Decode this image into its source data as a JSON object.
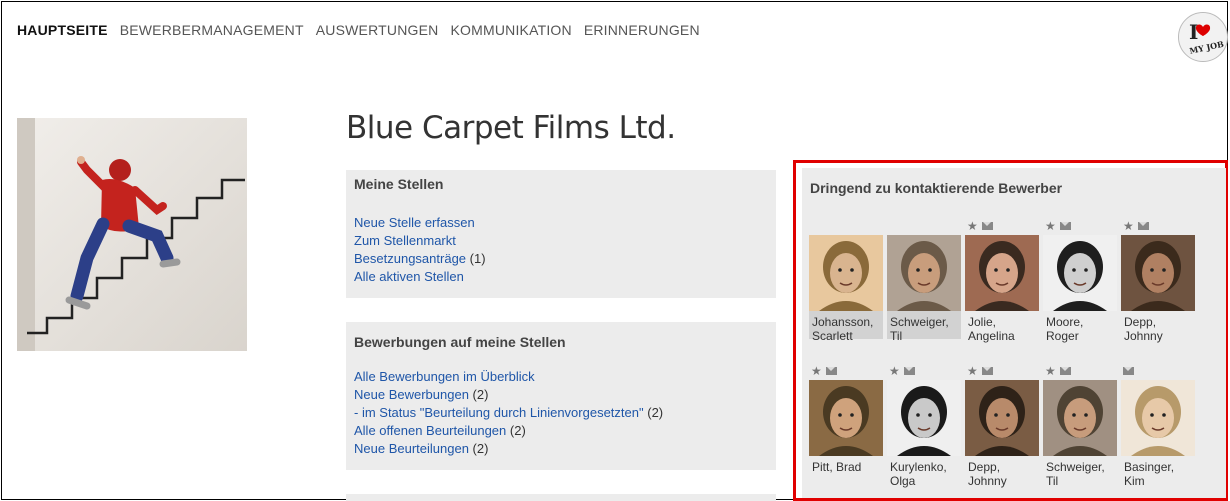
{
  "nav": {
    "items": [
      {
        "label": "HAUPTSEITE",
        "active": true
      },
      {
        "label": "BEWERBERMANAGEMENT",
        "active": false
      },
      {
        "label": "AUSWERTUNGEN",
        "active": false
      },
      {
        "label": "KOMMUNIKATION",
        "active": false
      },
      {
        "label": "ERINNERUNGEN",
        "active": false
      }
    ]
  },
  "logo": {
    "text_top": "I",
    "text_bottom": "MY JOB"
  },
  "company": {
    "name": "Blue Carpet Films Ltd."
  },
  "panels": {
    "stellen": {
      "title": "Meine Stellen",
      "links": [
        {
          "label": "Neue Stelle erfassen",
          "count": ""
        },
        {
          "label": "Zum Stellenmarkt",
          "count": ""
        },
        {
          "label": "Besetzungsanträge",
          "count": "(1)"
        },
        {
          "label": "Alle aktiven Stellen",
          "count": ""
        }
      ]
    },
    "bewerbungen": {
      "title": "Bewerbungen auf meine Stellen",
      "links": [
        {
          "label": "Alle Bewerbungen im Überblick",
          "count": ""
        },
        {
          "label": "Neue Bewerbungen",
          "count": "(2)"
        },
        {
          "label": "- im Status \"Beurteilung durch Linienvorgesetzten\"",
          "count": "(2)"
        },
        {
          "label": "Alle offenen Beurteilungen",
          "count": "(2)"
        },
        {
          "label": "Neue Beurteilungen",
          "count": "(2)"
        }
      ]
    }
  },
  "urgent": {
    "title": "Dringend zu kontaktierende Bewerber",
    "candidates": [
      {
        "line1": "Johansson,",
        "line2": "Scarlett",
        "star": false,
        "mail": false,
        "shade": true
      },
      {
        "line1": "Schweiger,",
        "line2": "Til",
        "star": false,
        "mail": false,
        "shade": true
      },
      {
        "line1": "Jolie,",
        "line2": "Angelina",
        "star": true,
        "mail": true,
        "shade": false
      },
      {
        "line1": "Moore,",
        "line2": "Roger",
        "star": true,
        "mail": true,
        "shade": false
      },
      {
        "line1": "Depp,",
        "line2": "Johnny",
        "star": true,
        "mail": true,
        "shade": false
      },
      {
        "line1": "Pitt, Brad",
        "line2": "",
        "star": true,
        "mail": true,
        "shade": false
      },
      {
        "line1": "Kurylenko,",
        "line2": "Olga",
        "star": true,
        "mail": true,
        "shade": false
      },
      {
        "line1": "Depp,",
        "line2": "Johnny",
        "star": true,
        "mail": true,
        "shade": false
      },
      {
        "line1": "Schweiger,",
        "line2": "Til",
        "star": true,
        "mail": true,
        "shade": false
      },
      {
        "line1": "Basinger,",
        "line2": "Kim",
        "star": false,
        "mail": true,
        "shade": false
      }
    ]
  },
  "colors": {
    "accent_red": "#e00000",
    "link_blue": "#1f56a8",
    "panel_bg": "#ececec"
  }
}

- **GIVEN EXERCISE**: Look over the listing above. Pick out and copy every line that includes "Beurteilungen".

- **OUTPUT**:
          "label": "Alle offenen Beurteilungen",
          "label": "Neue Beurteilungen",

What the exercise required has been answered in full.